» TASK PROMPT
Find each line with the string "colors" and copy it.

» DATA PROVIDED
* BEGIN *
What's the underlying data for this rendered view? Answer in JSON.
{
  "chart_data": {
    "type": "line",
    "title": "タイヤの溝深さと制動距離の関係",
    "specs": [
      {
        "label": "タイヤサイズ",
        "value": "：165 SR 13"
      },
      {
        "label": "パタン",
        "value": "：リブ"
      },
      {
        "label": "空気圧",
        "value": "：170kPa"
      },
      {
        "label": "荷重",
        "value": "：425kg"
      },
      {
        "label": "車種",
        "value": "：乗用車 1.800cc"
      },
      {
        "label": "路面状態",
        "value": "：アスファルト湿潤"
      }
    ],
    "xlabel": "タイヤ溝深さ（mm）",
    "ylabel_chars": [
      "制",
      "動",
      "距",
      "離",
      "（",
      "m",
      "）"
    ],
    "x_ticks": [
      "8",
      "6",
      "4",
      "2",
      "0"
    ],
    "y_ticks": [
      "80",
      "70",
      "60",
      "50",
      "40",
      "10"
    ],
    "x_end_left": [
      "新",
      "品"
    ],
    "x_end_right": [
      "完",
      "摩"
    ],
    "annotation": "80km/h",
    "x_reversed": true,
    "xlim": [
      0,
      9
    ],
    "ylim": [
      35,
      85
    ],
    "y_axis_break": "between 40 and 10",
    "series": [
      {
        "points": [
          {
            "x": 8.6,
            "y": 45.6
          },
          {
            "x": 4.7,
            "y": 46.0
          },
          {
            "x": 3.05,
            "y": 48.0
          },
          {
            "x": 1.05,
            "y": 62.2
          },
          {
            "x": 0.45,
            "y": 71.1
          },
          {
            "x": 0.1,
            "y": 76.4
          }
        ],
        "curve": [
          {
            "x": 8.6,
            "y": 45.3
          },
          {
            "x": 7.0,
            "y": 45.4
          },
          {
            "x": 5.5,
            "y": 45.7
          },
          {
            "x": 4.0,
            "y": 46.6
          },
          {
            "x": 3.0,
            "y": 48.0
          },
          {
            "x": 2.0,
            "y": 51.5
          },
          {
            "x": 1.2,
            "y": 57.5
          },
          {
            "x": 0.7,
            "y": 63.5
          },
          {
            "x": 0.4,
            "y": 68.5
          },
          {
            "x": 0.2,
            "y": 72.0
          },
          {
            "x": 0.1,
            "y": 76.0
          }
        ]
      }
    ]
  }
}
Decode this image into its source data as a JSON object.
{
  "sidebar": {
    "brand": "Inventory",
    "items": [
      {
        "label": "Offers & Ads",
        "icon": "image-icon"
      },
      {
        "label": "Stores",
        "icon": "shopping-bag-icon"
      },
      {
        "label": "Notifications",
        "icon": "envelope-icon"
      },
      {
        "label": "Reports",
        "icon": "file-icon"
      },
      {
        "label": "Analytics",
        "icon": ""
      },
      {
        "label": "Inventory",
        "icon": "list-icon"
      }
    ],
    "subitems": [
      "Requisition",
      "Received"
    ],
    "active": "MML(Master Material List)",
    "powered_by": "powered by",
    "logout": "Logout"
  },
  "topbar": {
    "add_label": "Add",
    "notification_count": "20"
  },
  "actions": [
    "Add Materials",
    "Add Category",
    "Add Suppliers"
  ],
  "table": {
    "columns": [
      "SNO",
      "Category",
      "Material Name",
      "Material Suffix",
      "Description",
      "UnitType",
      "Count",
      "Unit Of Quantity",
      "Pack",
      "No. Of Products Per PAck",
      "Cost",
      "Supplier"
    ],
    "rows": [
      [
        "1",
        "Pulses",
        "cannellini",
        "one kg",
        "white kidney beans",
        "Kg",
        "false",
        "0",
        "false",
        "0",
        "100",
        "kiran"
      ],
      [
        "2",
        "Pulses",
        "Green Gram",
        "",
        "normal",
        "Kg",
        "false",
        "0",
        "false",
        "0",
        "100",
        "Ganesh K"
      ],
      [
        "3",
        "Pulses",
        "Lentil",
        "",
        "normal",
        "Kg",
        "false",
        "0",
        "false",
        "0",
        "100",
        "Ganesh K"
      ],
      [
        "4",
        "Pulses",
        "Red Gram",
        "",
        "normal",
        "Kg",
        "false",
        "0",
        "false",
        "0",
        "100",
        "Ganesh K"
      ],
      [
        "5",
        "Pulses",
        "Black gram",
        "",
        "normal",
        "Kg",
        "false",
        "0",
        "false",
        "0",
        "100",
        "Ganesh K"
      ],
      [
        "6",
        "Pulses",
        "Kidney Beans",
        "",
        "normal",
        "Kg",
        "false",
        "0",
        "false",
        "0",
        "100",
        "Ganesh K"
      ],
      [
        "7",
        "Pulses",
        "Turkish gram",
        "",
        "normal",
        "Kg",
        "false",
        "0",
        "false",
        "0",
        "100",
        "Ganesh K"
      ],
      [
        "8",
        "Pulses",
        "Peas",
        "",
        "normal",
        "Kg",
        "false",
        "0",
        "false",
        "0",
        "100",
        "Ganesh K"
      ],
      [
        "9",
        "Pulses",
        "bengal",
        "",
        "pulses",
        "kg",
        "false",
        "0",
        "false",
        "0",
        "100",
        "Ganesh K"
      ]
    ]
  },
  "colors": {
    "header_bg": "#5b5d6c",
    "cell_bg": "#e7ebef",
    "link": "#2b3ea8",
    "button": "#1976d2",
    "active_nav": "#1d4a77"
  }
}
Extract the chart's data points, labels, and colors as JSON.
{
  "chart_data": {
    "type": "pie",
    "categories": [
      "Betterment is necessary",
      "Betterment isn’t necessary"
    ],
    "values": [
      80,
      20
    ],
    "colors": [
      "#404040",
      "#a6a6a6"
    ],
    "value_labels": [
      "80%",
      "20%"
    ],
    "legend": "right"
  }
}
* END *
» RESULT FOR THIS EXERCISE
  "colors": {
Extract the chart's data points, labels, and colors as JSON.
    "colors": [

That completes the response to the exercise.